** BEGIN DATA PROVIDED **
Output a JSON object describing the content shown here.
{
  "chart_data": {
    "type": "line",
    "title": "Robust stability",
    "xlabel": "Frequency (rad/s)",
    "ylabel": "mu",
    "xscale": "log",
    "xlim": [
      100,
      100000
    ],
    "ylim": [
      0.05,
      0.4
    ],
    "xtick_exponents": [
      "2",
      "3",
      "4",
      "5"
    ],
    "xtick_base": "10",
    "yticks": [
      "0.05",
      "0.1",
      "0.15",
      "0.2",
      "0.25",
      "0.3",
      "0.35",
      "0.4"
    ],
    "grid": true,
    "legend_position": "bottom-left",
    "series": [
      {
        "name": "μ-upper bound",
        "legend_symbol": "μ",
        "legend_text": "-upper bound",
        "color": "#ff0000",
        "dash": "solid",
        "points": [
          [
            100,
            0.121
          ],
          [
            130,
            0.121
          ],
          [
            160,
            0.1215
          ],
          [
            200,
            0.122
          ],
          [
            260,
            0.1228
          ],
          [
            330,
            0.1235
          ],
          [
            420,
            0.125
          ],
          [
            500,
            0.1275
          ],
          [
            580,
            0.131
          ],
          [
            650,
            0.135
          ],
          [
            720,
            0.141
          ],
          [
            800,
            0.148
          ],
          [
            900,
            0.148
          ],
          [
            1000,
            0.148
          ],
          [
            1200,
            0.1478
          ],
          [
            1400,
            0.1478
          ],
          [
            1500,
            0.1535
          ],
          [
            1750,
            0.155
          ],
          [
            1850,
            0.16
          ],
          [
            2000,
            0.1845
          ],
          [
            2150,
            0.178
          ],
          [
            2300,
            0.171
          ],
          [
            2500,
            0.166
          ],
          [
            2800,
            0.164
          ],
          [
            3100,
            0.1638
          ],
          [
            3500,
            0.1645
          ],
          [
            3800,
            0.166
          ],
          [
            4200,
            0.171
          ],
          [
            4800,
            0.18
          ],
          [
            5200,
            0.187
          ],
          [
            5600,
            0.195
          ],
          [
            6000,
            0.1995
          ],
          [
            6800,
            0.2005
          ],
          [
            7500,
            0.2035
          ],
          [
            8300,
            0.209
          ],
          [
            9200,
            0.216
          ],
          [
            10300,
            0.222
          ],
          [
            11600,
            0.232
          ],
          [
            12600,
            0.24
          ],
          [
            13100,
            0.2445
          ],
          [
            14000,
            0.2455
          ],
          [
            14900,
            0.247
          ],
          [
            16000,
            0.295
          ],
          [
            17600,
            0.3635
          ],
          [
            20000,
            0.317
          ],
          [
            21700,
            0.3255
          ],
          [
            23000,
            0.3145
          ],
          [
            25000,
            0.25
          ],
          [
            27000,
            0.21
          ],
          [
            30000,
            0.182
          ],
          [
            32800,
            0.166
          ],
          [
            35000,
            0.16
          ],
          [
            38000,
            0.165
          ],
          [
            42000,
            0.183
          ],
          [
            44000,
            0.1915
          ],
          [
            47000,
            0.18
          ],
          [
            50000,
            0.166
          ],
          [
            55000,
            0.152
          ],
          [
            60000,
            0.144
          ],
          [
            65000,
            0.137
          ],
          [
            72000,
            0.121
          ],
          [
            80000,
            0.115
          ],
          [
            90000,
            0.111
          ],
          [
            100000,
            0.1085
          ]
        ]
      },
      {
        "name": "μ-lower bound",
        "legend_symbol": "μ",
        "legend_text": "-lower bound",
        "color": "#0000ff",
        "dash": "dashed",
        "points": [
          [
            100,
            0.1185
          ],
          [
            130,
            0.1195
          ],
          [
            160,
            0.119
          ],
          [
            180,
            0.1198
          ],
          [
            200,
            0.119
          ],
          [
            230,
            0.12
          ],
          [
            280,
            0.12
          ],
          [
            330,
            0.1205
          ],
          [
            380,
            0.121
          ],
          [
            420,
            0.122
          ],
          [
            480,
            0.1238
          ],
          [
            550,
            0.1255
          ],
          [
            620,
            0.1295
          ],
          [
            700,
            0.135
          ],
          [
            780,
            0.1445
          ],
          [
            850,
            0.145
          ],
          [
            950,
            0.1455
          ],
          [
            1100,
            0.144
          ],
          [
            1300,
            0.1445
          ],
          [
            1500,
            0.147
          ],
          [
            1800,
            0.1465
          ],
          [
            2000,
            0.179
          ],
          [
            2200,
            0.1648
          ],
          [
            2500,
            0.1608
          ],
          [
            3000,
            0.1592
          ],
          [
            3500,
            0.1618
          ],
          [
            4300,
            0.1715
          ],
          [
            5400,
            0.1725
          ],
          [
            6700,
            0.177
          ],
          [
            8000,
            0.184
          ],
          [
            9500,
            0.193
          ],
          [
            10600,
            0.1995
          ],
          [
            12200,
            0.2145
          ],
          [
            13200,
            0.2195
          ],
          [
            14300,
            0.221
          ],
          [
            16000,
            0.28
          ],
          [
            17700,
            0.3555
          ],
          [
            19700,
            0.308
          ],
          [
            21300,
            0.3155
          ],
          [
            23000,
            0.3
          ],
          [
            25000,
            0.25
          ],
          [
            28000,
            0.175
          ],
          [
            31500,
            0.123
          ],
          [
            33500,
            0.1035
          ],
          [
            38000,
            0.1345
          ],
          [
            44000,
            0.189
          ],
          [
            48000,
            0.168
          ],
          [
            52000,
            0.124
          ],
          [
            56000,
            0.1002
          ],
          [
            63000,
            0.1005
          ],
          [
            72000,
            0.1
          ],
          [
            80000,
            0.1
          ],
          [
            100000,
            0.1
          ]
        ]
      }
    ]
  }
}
** END DATA PROVIDED **
** BEGIN DATA PROVIDED **
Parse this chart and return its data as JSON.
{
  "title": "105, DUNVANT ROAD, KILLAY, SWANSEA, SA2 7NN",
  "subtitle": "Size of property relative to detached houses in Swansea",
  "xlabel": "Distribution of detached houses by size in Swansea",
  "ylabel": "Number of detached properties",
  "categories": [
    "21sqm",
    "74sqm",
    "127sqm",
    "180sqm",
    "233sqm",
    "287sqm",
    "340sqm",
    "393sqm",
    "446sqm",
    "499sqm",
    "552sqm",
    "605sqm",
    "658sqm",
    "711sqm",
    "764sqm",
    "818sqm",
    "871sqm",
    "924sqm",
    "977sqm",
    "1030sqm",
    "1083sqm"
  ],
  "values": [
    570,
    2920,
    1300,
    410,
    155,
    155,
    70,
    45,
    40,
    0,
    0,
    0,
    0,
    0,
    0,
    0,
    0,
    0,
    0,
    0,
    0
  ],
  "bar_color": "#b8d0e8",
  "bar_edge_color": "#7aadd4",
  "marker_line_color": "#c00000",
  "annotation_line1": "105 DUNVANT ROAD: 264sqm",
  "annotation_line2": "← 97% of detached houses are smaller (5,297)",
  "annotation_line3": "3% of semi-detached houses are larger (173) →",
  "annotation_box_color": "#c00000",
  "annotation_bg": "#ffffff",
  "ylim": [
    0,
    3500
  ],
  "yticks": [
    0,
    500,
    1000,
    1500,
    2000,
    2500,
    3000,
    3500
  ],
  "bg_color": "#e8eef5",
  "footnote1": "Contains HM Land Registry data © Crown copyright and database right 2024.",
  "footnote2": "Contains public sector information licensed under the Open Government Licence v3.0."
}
** END DATA PROVIDED **
** BEGIN DATA PROVIDED **
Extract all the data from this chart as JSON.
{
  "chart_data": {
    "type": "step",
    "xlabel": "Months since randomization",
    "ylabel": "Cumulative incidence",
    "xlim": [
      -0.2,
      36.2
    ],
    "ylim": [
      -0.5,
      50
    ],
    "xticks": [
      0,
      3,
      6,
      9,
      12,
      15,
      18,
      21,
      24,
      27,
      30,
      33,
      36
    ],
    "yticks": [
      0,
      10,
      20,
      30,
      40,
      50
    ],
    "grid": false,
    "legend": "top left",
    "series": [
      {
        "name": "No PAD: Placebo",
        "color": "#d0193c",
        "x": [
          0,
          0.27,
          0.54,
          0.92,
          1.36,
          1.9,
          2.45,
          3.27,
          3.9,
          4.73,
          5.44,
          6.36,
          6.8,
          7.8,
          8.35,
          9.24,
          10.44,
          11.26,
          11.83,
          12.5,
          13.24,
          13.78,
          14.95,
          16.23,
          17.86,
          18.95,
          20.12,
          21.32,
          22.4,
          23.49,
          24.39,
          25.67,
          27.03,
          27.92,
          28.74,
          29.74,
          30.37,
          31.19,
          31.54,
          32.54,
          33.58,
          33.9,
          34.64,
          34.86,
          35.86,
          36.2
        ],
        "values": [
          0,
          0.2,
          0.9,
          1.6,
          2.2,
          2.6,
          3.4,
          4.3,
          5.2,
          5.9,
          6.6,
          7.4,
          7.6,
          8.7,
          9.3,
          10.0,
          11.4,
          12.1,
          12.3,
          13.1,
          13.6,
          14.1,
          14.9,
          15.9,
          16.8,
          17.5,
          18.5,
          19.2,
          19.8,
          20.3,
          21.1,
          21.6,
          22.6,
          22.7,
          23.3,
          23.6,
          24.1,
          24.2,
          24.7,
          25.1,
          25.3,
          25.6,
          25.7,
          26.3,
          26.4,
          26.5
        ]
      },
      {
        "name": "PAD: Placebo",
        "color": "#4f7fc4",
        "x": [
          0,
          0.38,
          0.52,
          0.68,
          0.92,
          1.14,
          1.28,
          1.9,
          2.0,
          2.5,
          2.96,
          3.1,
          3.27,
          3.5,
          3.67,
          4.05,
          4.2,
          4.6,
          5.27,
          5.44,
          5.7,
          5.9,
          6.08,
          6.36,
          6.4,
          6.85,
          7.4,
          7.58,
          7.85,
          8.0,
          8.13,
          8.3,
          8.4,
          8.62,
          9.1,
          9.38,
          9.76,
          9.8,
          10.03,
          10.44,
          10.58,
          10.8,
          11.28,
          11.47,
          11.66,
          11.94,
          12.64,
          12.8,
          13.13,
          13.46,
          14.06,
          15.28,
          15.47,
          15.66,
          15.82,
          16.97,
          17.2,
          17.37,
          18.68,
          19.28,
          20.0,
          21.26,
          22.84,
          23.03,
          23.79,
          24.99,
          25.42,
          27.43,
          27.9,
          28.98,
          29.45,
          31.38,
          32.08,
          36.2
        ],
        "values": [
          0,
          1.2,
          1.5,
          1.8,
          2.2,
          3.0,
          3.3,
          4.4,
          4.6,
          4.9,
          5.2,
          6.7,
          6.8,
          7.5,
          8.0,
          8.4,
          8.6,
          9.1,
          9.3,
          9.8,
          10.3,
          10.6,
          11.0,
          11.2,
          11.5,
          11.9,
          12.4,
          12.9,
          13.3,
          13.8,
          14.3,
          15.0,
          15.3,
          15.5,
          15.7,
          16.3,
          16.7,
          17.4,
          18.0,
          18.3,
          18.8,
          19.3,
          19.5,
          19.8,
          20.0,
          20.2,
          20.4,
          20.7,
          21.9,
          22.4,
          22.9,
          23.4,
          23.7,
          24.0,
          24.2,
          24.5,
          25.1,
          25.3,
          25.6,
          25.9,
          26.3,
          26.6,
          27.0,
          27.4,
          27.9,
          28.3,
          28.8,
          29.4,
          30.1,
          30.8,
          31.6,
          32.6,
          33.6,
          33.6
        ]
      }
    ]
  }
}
** END DATA PROVIDED **
--- WHAT YOU SHOULD DO ---
Pull out each line of the listing that holds the string "left".

--- SOLUTION FOR THIS PROBLEM ---
    "legend_position": "bottom-left",
    "legend": "top left",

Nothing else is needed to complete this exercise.